> [STORED RECORDS]:
>> begin
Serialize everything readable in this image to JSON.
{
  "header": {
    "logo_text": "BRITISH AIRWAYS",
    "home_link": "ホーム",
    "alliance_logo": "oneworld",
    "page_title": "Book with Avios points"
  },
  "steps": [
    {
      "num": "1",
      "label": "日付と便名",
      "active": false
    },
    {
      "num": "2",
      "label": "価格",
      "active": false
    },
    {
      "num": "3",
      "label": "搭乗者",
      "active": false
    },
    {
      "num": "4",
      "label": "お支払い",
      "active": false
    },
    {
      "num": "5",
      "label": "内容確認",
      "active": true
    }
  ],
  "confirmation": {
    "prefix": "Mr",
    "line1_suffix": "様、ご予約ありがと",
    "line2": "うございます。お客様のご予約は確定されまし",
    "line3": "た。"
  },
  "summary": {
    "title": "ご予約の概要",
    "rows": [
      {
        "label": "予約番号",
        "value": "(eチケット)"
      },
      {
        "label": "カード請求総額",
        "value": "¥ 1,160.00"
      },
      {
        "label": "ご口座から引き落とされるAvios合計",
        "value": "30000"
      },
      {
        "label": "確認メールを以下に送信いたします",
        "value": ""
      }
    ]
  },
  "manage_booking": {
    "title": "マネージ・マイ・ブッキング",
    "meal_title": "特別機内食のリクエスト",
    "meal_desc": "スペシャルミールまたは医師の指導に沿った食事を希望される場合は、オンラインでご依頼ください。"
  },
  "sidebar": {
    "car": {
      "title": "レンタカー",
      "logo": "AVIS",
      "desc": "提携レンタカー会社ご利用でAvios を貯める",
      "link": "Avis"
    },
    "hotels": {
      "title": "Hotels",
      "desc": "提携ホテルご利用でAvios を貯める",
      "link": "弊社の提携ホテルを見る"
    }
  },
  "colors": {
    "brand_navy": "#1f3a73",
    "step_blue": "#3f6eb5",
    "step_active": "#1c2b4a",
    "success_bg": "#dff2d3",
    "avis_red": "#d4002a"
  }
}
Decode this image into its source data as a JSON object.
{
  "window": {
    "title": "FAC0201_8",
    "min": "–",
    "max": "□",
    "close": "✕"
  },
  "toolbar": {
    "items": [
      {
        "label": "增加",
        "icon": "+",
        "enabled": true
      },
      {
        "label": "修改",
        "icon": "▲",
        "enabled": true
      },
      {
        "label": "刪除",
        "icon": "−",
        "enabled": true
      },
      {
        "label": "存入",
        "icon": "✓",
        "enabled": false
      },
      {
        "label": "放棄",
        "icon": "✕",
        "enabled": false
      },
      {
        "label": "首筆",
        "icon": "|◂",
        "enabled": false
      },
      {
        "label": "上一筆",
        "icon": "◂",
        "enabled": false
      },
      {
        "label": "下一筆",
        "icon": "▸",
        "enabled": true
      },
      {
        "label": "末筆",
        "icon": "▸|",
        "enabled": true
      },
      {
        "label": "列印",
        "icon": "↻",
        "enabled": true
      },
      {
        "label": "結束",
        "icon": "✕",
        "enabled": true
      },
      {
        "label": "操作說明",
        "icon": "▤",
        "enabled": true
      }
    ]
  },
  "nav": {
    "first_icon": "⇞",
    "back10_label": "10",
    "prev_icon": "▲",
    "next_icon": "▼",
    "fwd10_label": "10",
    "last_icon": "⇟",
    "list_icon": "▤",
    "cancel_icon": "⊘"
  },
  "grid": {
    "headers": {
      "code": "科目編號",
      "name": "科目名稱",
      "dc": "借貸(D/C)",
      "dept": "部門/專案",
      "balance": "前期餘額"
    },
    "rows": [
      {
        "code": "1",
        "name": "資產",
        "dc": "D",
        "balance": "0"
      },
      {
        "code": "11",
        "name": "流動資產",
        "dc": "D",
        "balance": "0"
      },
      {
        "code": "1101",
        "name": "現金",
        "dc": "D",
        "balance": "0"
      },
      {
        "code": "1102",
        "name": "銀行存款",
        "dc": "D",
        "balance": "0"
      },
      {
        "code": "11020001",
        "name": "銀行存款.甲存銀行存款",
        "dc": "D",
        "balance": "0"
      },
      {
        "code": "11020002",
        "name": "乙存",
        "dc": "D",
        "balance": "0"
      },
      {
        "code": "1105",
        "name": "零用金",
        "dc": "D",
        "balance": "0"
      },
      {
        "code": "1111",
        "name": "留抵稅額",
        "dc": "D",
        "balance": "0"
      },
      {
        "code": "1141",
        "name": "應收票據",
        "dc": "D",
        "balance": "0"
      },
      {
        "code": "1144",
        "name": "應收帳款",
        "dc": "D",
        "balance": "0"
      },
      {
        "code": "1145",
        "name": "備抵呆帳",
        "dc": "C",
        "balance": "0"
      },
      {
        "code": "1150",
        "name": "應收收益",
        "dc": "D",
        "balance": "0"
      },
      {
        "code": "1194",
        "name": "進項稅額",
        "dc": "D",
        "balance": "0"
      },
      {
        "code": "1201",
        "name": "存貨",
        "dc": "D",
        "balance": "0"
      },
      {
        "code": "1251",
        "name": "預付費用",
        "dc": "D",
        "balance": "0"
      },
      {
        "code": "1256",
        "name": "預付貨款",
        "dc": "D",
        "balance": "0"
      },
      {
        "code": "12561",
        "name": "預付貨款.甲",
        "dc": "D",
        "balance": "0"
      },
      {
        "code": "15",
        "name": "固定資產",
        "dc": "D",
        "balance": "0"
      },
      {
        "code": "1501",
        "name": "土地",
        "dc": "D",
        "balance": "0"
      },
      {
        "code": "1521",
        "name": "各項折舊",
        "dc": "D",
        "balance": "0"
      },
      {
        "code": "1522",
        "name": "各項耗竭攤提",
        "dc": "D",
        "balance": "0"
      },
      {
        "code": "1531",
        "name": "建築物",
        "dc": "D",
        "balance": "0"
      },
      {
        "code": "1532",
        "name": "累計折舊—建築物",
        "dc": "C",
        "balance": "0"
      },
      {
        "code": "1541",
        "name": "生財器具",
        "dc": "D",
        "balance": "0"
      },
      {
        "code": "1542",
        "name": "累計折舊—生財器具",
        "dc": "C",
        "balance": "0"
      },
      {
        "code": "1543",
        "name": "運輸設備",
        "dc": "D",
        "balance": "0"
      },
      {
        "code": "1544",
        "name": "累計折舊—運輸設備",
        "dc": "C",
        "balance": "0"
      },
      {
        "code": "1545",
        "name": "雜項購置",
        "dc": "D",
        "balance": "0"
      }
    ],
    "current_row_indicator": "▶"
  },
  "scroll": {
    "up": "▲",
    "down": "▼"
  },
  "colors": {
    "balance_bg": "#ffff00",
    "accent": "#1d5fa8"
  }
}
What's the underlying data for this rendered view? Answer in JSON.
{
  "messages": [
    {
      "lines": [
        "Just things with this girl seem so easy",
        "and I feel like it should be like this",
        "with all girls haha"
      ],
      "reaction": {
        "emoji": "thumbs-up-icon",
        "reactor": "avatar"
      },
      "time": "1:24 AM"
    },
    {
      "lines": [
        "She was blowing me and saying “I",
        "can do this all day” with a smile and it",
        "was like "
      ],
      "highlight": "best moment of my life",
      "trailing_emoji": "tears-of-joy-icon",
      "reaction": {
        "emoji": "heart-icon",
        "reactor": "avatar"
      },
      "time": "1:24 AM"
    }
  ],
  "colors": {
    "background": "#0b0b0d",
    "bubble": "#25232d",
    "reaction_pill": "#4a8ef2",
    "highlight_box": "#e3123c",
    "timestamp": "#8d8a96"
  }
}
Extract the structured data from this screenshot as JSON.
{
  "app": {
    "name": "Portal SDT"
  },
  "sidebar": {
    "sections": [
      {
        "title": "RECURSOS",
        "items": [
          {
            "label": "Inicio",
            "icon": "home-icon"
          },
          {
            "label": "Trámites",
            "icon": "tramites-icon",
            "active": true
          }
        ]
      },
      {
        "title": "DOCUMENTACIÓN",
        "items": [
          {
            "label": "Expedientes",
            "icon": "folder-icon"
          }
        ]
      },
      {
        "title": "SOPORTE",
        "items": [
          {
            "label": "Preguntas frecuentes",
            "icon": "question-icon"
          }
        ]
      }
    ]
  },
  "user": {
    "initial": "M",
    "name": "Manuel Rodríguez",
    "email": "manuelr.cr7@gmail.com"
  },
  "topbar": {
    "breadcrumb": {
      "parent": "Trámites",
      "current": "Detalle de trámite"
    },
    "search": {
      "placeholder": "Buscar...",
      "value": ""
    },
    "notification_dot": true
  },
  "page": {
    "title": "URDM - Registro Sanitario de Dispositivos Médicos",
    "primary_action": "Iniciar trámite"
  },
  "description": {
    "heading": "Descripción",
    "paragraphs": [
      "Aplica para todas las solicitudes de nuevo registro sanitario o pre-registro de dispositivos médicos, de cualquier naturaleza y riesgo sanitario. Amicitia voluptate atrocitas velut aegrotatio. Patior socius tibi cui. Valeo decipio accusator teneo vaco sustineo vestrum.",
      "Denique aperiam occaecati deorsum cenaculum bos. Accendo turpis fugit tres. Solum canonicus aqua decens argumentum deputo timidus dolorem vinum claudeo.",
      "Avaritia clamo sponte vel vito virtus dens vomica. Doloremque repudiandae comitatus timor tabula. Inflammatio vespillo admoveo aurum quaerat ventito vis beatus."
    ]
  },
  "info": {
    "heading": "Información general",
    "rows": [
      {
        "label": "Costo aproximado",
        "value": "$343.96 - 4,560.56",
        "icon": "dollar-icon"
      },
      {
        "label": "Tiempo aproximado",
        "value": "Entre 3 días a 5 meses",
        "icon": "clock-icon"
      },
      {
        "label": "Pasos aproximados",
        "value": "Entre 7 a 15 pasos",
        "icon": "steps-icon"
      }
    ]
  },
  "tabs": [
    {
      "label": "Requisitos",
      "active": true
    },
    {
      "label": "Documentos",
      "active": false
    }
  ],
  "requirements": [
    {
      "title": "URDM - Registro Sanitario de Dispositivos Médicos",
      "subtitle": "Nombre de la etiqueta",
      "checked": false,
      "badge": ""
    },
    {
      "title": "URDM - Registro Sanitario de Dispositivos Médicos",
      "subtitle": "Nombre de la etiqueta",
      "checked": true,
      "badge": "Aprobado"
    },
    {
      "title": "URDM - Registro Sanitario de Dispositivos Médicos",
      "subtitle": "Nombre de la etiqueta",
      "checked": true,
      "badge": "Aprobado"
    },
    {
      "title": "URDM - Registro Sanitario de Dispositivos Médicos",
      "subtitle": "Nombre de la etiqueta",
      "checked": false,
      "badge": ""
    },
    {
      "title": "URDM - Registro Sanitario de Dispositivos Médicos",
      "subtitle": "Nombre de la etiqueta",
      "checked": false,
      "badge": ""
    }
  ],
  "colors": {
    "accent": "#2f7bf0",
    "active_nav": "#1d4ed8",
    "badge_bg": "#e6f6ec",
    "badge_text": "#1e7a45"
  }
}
>> end
> [WORK INSTRUCTIONS]:
Check each line of the records above for the word "Entre", then give the number of lines that have it, with no other words.

> [RESPONSE TO THE EXERCISE]:
2